Reproduce every entry that follows word for word, but omit the images.

- **Records excerpted from a collection**
══════════════════════════════
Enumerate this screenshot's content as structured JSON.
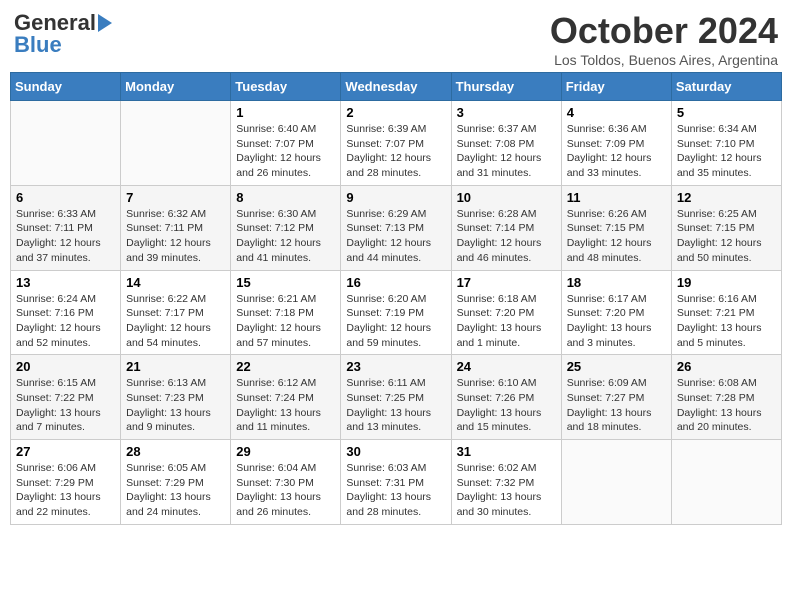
{
  "header": {
    "logo_general": "General",
    "logo_blue": "Blue",
    "month_title": "October 2024",
    "subtitle": "Los Toldos, Buenos Aires, Argentina"
  },
  "weekdays": [
    "Sunday",
    "Monday",
    "Tuesday",
    "Wednesday",
    "Thursday",
    "Friday",
    "Saturday"
  ],
  "weeks": [
    [
      {
        "day": "",
        "info": ""
      },
      {
        "day": "",
        "info": ""
      },
      {
        "day": "1",
        "info": "Sunrise: 6:40 AM\nSunset: 7:07 PM\nDaylight: 12 hours and 26 minutes."
      },
      {
        "day": "2",
        "info": "Sunrise: 6:39 AM\nSunset: 7:07 PM\nDaylight: 12 hours and 28 minutes."
      },
      {
        "day": "3",
        "info": "Sunrise: 6:37 AM\nSunset: 7:08 PM\nDaylight: 12 hours and 31 minutes."
      },
      {
        "day": "4",
        "info": "Sunrise: 6:36 AM\nSunset: 7:09 PM\nDaylight: 12 hours and 33 minutes."
      },
      {
        "day": "5",
        "info": "Sunrise: 6:34 AM\nSunset: 7:10 PM\nDaylight: 12 hours and 35 minutes."
      }
    ],
    [
      {
        "day": "6",
        "info": "Sunrise: 6:33 AM\nSunset: 7:11 PM\nDaylight: 12 hours and 37 minutes."
      },
      {
        "day": "7",
        "info": "Sunrise: 6:32 AM\nSunset: 7:11 PM\nDaylight: 12 hours and 39 minutes."
      },
      {
        "day": "8",
        "info": "Sunrise: 6:30 AM\nSunset: 7:12 PM\nDaylight: 12 hours and 41 minutes."
      },
      {
        "day": "9",
        "info": "Sunrise: 6:29 AM\nSunset: 7:13 PM\nDaylight: 12 hours and 44 minutes."
      },
      {
        "day": "10",
        "info": "Sunrise: 6:28 AM\nSunset: 7:14 PM\nDaylight: 12 hours and 46 minutes."
      },
      {
        "day": "11",
        "info": "Sunrise: 6:26 AM\nSunset: 7:15 PM\nDaylight: 12 hours and 48 minutes."
      },
      {
        "day": "12",
        "info": "Sunrise: 6:25 AM\nSunset: 7:15 PM\nDaylight: 12 hours and 50 minutes."
      }
    ],
    [
      {
        "day": "13",
        "info": "Sunrise: 6:24 AM\nSunset: 7:16 PM\nDaylight: 12 hours and 52 minutes."
      },
      {
        "day": "14",
        "info": "Sunrise: 6:22 AM\nSunset: 7:17 PM\nDaylight: 12 hours and 54 minutes."
      },
      {
        "day": "15",
        "info": "Sunrise: 6:21 AM\nSunset: 7:18 PM\nDaylight: 12 hours and 57 minutes."
      },
      {
        "day": "16",
        "info": "Sunrise: 6:20 AM\nSunset: 7:19 PM\nDaylight: 12 hours and 59 minutes."
      },
      {
        "day": "17",
        "info": "Sunrise: 6:18 AM\nSunset: 7:20 PM\nDaylight: 13 hours and 1 minute."
      },
      {
        "day": "18",
        "info": "Sunrise: 6:17 AM\nSunset: 7:20 PM\nDaylight: 13 hours and 3 minutes."
      },
      {
        "day": "19",
        "info": "Sunrise: 6:16 AM\nSunset: 7:21 PM\nDaylight: 13 hours and 5 minutes."
      }
    ],
    [
      {
        "day": "20",
        "info": "Sunrise: 6:15 AM\nSunset: 7:22 PM\nDaylight: 13 hours and 7 minutes."
      },
      {
        "day": "21",
        "info": "Sunrise: 6:13 AM\nSunset: 7:23 PM\nDaylight: 13 hours and 9 minutes."
      },
      {
        "day": "22",
        "info": "Sunrise: 6:12 AM\nSunset: 7:24 PM\nDaylight: 13 hours and 11 minutes."
      },
      {
        "day": "23",
        "info": "Sunrise: 6:11 AM\nSunset: 7:25 PM\nDaylight: 13 hours and 13 minutes."
      },
      {
        "day": "24",
        "info": "Sunrise: 6:10 AM\nSunset: 7:26 PM\nDaylight: 13 hours and 15 minutes."
      },
      {
        "day": "25",
        "info": "Sunrise: 6:09 AM\nSunset: 7:27 PM\nDaylight: 13 hours and 18 minutes."
      },
      {
        "day": "26",
        "info": "Sunrise: 6:08 AM\nSunset: 7:28 PM\nDaylight: 13 hours and 20 minutes."
      }
    ],
    [
      {
        "day": "27",
        "info": "Sunrise: 6:06 AM\nSunset: 7:29 PM\nDaylight: 13 hours and 22 minutes."
      },
      {
        "day": "28",
        "info": "Sunrise: 6:05 AM\nSunset: 7:29 PM\nDaylight: 13 hours and 24 minutes."
      },
      {
        "day": "29",
        "info": "Sunrise: 6:04 AM\nSunset: 7:30 PM\nDaylight: 13 hours and 26 minutes."
      },
      {
        "day": "30",
        "info": "Sunrise: 6:03 AM\nSunset: 7:31 PM\nDaylight: 13 hours and 28 minutes."
      },
      {
        "day": "31",
        "info": "Sunrise: 6:02 AM\nSunset: 7:32 PM\nDaylight: 13 hours and 30 minutes."
      },
      {
        "day": "",
        "info": ""
      },
      {
        "day": "",
        "info": ""
      }
    ]
  ]
}
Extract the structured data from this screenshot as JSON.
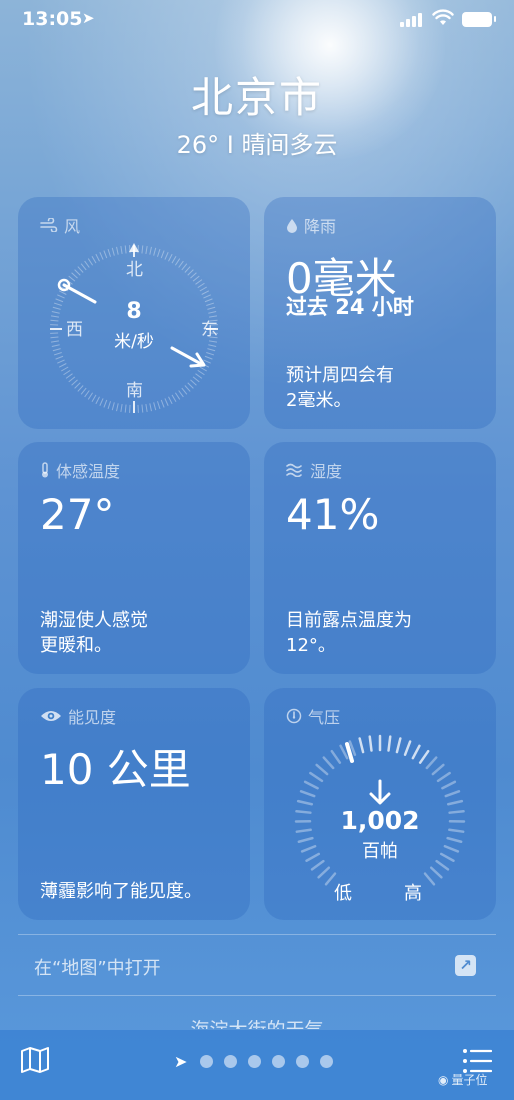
{
  "status_bar": {
    "time": "13:05"
  },
  "header": {
    "city": "北京市",
    "summary": "26° I 晴间多云"
  },
  "cards": {
    "wind": {
      "title": "风",
      "speed": "8",
      "unit": "米/秒",
      "directions": {
        "north": "北",
        "south": "南",
        "east": "东",
        "west": "西"
      }
    },
    "rain": {
      "title": "降雨",
      "value": "0毫米",
      "period": "过去 24 小时",
      "desc_line1": "预计周四会有",
      "desc_line2": "2毫米。"
    },
    "feels_like": {
      "title": "体感温度",
      "value": "27°",
      "desc_line1": "潮湿使人感觉",
      "desc_line2": "更暖和。"
    },
    "humidity": {
      "title": "湿度",
      "value": "41%",
      "desc_line1": "目前露点温度为",
      "desc_line2": "12°。"
    },
    "visibility": {
      "title": "能见度",
      "value": "10 公里",
      "desc": "薄霾影响了能见度。"
    },
    "pressure": {
      "title": "气压",
      "value": "1,002",
      "unit": "百帕",
      "low_label": "低",
      "high_label": "高"
    }
  },
  "map_link": {
    "label": "在“地图”中打开"
  },
  "next_location_title": "海淀大街的天气",
  "watermark": "量子位",
  "icons": {
    "wind": "wind-icon",
    "rain": "raindrop-icon",
    "thermometer": "thermometer-icon",
    "humidity": "humidity-icon",
    "eye": "eye-icon",
    "gauge": "gauge-icon",
    "map": "map-icon",
    "list": "list-icon",
    "location": "location-arrow-icon"
  }
}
══════════════════════════════
- **SOLUTION TO THIS PROBLEM**
Enumerate this screenshot's content as structured JSON.
{
  "header": {
    "logo_general": "General",
    "logo_blue": "Blue",
    "month_title": "October 2024",
    "subtitle": "Los Toldos, Buenos Aires, Argentina"
  },
  "weekdays": [
    "Sunday",
    "Monday",
    "Tuesday",
    "Wednesday",
    "Thursday",
    "Friday",
    "Saturday"
  ],
  "weeks": [
    [
      {
        "day": "",
        "info": ""
      },
      {
        "day": "",
        "info": ""
      },
      {
        "day": "1",
        "info": "Sunrise: 6:40 AM\nSunset: 7:07 PM\nDaylight: 12 hours and 26 minutes."
      },
      {
        "day": "2",
        "info": "Sunrise: 6:39 AM\nSunset: 7:07 PM\nDaylight: 12 hours and 28 minutes."
      },
      {
        "day": "3",
        "info": "Sunrise: 6:37 AM\nSunset: 7:08 PM\nDaylight: 12 hours and 31 minutes."
      },
      {
        "day": "4",
        "info": "Sunrise: 6:36 AM\nSunset: 7:09 PM\nDaylight: 12 hours and 33 minutes."
      },
      {
        "day": "5",
        "info": "Sunrise: 6:34 AM\nSunset: 7:10 PM\nDaylight: 12 hours and 35 minutes."
      }
    ],
    [
      {
        "day": "6",
        "info": "Sunrise: 6:33 AM\nSunset: 7:11 PM\nDaylight: 12 hours and 37 minutes."
      },
      {
        "day": "7",
        "info": "Sunrise: 6:32 AM\nSunset: 7:11 PM\nDaylight: 12 hours and 39 minutes."
      },
      {
        "day": "8",
        "info": "Sunrise: 6:30 AM\nSunset: 7:12 PM\nDaylight: 12 hours and 41 minutes."
      },
      {
        "day": "9",
        "info": "Sunrise: 6:29 AM\nSunset: 7:13 PM\nDaylight: 12 hours and 44 minutes."
      },
      {
        "day": "10",
        "info": "Sunrise: 6:28 AM\nSunset: 7:14 PM\nDaylight: 12 hours and 46 minutes."
      },
      {
        "day": "11",
        "info": "Sunrise: 6:26 AM\nSunset: 7:15 PM\nDaylight: 12 hours and 48 minutes."
      },
      {
        "day": "12",
        "info": "Sunrise: 6:25 AM\nSunset: 7:15 PM\nDaylight: 12 hours and 50 minutes."
      }
    ],
    [
      {
        "day": "13",
        "info": "Sunrise: 6:24 AM\nSunset: 7:16 PM\nDaylight: 12 hours and 52 minutes."
      },
      {
        "day": "14",
        "info": "Sunrise: 6:22 AM\nSunset: 7:17 PM\nDaylight: 12 hours and 54 minutes."
      },
      {
        "day": "15",
        "info": "Sunrise: 6:21 AM\nSunset: 7:18 PM\nDaylight: 12 hours and 57 minutes."
      },
      {
        "day": "16",
        "info": "Sunrise: 6:20 AM\nSunset: 7:19 PM\nDaylight: 12 hours and 59 minutes."
      },
      {
        "day": "17",
        "info": "Sunrise: 6:18 AM\nSunset: 7:20 PM\nDaylight: 13 hours and 1 minute."
      },
      {
        "day": "18",
        "info": "Sunrise: 6:17 AM\nSunset: 7:20 PM\nDaylight: 13 hours and 3 minutes."
      },
      {
        "day": "19",
        "info": "Sunrise: 6:16 AM\nSunset: 7:21 PM\nDaylight: 13 hours and 5 minutes."
      }
    ],
    [
      {
        "day": "20",
        "info": "Sunrise: 6:15 AM\nSunset: 7:22 PM\nDaylight: 13 hours and 7 minutes."
      },
      {
        "day": "21",
        "info": "Sunrise: 6:13 AM\nSunset: 7:23 PM\nDaylight: 13 hours and 9 minutes."
      },
      {
        "day": "22",
        "info": "Sunrise: 6:12 AM\nSunset: 7:24 PM\nDaylight: 13 hours and 11 minutes."
      },
      {
        "day": "23",
        "info": "Sunrise: 6:11 AM\nSunset: 7:25 PM\nDaylight: 13 hours and 13 minutes."
      },
      {
        "day": "24",
        "info": "Sunrise: 6:10 AM\nSunset: 7:26 PM\nDaylight: 13 hours and 15 minutes."
      },
      {
        "day": "25",
        "info": "Sunrise: 6:09 AM\nSunset: 7:27 PM\nDaylight: 13 hours and 18 minutes."
      },
      {
        "day": "26",
        "info": "Sunrise: 6:08 AM\nSunset: 7:28 PM\nDaylight: 13 hours and 20 minutes."
      }
    ],
    [
      {
        "day": "27",
        "info": "Sunrise: 6:06 AM\nSunset: 7:29 PM\nDaylight: 13 hours and 22 minutes."
      },
      {
        "day": "28",
        "info": "Sunrise: 6:05 AM\nSunset: 7:29 PM\nDaylight: 13 hours and 24 minutes."
      },
      {
        "day": "29",
        "info": "Sunrise: 6:04 AM\nSunset: 7:30 PM\nDaylight: 13 hours and 26 minutes."
      },
      {
        "day": "30",
        "info": "Sunrise: 6:03 AM\nSunset: 7:31 PM\nDaylight: 13 hours and 28 minutes."
      },
      {
        "day": "31",
        "info": "Sunrise: 6:02 AM\nSunset: 7:32 PM\nDaylight: 13 hours and 30 minutes."
      },
      {
        "day": "",
        "info": ""
      },
      {
        "day": "",
        "info": ""
      }
    ]
  ]
}
Extract the structured data from this screenshot as JSON.
{
  "status_bar": {
    "time": "13:05"
  },
  "header": {
    "city": "北京市",
    "summary": "26° I 晴间多云"
  },
  "cards": {
    "wind": {
      "title": "风",
      "speed": "8",
      "unit": "米/秒",
      "directions": {
        "north": "北",
        "south": "南",
        "east": "东",
        "west": "西"
      }
    },
    "rain": {
      "title": "降雨",
      "value": "0毫米",
      "period": "过去 24 小时",
      "desc_line1": "预计周四会有",
      "desc_line2": "2毫米。"
    },
    "feels_like": {
      "title": "体感温度",
      "value": "27°",
      "desc_line1": "潮湿使人感觉",
      "desc_line2": "更暖和。"
    },
    "humidity": {
      "title": "湿度",
      "value": "41%",
      "desc_line1": "目前露点温度为",
      "desc_line2": "12°。"
    },
    "visibility": {
      "title": "能见度",
      "value": "10 公里",
      "desc": "薄霾影响了能见度。"
    },
    "pressure": {
      "title": "气压",
      "value": "1,002",
      "unit": "百帕",
      "low_label": "低",
      "high_label": "高"
    }
  },
  "map_link": {
    "label": "在“地图”中打开"
  },
  "next_location_title": "海淀大街的天气",
  "watermark": "量子位",
  "icons": {
    "wind": "wind-icon",
    "rain": "raindrop-icon",
    "thermometer": "thermometer-icon",
    "humidity": "humidity-icon",
    "eye": "eye-icon",
    "gauge": "gauge-icon",
    "map": "map-icon",
    "list": "list-icon",
    "location": "location-arrow-icon"
  }
}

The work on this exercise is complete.